• Objective: In the records below, pick out all lines containing the word "Napoli".

-=-=-=-=-

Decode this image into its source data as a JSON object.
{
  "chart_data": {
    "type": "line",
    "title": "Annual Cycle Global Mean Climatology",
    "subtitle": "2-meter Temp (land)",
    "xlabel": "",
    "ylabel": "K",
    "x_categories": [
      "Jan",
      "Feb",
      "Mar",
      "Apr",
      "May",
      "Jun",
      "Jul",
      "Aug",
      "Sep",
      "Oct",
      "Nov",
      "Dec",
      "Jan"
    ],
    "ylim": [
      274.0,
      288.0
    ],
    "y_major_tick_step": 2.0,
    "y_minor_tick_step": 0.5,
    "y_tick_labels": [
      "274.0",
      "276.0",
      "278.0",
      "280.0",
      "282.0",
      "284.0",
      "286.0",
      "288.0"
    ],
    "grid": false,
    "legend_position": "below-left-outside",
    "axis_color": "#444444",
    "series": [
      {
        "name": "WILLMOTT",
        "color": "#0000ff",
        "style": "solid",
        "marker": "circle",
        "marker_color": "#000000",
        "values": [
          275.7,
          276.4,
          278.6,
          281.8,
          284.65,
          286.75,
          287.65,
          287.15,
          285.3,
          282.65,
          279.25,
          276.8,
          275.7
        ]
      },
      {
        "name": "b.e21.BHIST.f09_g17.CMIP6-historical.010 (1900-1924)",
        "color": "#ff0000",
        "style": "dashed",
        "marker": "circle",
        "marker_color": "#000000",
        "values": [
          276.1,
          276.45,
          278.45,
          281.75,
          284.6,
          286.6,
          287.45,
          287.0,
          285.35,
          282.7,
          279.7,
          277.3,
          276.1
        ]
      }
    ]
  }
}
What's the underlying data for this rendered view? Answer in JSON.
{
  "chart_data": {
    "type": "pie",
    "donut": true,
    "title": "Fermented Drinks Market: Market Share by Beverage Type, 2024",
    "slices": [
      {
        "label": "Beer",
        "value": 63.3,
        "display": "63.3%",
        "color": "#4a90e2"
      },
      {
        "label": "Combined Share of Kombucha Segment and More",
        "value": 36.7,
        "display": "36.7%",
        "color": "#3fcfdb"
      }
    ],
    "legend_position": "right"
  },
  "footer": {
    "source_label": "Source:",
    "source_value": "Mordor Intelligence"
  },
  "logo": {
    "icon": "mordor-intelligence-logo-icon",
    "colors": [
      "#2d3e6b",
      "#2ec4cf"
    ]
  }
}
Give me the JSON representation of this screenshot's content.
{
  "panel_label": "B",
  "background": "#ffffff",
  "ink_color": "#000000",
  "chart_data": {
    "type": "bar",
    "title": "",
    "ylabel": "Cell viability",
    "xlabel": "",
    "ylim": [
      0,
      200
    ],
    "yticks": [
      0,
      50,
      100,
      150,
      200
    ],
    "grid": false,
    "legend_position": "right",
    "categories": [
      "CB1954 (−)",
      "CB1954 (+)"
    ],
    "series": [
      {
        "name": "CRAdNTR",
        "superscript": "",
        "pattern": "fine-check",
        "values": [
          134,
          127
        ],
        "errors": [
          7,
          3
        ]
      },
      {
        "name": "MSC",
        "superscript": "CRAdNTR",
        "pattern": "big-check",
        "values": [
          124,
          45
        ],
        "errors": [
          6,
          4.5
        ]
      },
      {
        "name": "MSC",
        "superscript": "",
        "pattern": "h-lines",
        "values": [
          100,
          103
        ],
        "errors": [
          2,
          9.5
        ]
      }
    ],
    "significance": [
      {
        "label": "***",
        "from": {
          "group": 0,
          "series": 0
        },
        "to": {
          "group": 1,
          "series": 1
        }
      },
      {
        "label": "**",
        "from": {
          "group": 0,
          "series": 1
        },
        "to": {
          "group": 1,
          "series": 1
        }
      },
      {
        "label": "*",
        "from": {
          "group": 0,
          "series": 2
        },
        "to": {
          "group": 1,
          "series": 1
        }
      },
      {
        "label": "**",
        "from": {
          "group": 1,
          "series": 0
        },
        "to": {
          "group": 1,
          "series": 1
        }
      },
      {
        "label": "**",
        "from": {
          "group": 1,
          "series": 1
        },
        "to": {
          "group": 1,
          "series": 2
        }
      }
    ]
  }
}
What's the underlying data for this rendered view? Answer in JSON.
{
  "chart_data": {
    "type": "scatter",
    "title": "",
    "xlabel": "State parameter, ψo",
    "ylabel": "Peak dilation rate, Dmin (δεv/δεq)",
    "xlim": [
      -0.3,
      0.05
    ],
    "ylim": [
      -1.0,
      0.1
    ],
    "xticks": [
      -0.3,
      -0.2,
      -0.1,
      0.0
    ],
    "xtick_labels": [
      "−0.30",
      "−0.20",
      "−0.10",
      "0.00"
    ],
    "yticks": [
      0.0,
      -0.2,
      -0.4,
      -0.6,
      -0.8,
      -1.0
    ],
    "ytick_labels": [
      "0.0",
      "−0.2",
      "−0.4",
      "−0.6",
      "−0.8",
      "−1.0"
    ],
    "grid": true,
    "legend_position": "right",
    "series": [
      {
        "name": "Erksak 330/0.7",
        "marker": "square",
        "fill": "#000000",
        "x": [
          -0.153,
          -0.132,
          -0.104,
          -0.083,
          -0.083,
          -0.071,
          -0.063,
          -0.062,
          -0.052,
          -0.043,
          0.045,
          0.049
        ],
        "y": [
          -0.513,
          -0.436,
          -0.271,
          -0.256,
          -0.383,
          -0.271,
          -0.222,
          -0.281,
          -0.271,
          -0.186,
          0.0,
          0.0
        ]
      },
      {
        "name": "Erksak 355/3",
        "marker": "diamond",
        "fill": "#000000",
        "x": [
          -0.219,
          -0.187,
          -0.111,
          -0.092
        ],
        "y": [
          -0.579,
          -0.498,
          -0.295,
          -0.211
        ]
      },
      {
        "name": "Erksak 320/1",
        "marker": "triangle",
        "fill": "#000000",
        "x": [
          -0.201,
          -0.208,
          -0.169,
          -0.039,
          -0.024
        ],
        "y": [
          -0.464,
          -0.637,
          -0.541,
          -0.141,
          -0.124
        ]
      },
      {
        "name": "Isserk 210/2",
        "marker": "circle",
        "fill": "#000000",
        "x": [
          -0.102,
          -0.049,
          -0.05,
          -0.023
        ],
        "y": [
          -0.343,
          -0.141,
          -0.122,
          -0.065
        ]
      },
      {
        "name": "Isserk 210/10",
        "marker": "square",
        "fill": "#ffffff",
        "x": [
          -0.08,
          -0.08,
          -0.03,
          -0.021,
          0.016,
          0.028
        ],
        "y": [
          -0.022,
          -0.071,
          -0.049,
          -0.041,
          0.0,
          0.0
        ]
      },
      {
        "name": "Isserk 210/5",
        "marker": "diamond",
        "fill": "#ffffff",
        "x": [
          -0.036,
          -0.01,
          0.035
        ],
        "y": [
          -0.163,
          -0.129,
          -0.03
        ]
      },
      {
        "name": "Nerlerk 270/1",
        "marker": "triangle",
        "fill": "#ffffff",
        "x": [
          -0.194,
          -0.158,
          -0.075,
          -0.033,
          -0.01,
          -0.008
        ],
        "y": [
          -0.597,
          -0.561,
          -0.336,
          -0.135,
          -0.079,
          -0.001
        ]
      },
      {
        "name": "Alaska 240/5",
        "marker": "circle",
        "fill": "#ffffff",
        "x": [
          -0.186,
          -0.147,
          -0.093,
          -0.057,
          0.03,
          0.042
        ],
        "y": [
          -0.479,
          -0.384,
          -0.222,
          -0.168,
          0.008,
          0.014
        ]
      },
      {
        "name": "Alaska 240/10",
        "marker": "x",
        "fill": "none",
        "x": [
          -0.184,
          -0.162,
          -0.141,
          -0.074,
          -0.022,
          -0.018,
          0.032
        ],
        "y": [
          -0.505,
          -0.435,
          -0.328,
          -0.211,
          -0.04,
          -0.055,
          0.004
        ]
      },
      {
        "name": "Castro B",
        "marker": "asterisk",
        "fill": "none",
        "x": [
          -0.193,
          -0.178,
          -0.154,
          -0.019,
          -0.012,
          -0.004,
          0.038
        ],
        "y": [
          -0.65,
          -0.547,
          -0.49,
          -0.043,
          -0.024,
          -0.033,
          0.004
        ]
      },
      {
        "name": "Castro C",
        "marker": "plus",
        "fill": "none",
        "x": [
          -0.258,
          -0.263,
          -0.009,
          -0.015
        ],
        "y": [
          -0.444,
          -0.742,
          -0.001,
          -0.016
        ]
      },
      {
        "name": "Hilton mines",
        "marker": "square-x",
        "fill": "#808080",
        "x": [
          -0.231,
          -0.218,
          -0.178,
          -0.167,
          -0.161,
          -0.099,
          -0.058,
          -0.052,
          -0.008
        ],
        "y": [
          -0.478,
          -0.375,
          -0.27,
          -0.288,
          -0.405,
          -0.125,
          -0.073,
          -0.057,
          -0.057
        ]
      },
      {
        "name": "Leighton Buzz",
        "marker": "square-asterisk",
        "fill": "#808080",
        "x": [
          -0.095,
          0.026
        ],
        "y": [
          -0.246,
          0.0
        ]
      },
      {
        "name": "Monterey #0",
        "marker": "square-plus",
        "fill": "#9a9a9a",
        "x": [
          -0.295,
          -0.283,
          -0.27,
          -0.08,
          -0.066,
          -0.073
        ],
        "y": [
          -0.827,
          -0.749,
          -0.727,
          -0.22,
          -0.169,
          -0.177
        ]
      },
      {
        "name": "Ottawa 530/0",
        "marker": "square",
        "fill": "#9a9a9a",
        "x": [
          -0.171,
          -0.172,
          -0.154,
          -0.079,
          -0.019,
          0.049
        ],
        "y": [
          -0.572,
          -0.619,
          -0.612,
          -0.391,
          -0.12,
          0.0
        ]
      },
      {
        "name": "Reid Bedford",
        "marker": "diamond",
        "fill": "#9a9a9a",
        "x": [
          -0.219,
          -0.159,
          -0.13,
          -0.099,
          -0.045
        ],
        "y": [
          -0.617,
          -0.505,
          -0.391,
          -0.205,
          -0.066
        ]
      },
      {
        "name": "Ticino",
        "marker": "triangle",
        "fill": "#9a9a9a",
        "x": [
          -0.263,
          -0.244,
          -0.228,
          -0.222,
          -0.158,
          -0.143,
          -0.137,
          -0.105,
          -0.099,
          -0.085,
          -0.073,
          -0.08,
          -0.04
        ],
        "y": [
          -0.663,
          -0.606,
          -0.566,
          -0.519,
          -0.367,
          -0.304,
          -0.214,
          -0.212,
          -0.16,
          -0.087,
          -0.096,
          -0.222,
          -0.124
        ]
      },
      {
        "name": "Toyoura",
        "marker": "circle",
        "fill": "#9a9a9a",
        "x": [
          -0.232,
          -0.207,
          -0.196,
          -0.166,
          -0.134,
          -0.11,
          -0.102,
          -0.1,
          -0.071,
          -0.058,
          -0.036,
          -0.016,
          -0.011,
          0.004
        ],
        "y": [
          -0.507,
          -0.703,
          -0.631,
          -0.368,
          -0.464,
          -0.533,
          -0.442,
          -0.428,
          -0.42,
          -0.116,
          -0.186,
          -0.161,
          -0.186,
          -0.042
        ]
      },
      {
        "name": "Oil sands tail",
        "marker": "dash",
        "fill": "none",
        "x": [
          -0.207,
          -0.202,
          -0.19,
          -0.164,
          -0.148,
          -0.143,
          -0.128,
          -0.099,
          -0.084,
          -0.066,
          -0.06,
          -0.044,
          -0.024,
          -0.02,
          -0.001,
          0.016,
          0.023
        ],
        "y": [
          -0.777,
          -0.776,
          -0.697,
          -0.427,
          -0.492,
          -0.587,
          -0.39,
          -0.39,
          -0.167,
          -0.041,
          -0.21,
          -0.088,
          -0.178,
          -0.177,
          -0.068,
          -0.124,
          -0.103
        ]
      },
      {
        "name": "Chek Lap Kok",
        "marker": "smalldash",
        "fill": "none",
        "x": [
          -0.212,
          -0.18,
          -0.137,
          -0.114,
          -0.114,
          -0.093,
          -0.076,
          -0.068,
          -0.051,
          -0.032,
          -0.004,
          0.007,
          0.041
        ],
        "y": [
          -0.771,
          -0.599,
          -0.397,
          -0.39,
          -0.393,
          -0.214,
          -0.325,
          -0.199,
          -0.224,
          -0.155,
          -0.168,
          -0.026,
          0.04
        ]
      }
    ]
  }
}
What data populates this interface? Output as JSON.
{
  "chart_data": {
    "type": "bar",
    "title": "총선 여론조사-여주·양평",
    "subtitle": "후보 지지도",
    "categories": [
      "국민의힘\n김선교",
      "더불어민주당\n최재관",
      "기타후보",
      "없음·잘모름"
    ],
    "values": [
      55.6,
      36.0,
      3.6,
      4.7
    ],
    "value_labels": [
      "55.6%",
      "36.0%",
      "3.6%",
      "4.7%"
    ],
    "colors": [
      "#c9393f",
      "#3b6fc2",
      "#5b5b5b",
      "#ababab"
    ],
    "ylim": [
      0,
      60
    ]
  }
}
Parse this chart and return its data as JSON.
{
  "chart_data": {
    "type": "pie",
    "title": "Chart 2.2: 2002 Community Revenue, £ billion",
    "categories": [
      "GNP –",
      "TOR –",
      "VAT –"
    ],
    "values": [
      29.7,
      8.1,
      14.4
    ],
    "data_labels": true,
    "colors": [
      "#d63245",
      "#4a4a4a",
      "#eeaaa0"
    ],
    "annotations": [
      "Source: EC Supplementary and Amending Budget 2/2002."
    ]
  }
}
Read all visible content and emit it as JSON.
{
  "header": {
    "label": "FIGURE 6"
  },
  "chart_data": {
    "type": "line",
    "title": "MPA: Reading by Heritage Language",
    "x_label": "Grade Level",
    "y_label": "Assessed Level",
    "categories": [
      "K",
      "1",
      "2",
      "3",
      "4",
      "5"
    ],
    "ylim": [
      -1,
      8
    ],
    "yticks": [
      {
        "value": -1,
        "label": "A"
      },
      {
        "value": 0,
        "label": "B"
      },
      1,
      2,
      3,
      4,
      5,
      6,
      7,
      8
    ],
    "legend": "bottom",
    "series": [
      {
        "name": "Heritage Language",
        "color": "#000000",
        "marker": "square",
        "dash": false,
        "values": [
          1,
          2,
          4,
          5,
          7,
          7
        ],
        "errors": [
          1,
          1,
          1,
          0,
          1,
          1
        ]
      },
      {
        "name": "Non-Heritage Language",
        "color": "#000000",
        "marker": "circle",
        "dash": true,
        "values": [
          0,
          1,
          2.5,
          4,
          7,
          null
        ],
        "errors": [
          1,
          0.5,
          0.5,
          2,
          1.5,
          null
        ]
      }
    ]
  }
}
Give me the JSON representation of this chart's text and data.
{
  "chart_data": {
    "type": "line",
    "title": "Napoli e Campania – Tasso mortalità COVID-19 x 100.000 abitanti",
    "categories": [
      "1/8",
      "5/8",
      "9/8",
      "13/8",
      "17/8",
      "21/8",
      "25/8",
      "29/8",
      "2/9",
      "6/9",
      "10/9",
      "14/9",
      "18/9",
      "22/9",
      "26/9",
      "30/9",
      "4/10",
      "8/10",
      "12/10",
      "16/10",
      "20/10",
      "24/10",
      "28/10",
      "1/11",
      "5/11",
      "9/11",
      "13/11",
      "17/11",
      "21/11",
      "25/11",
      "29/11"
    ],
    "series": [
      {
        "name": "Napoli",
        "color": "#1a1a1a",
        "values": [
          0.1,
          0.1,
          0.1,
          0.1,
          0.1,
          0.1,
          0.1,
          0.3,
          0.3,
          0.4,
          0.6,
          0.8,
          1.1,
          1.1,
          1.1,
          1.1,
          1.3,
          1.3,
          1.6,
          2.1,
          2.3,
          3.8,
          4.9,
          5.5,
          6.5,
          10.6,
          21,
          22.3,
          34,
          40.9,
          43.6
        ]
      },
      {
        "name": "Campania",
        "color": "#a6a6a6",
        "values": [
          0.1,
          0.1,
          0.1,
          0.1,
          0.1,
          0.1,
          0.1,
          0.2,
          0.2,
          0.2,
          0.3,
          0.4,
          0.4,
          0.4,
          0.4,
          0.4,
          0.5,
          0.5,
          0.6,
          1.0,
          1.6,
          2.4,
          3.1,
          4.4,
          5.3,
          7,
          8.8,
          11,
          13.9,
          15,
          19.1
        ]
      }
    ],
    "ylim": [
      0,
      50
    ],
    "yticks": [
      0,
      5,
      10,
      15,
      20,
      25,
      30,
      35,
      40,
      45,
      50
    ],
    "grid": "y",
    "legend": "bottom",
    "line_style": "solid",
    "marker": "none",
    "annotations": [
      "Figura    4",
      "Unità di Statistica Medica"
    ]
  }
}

-=-=-=-=-

• Completed exercise:
    "title": "Napoli e Campania – Tasso mortalità COVID-19 x 100.000 abitanti",
        "name": "Napoli",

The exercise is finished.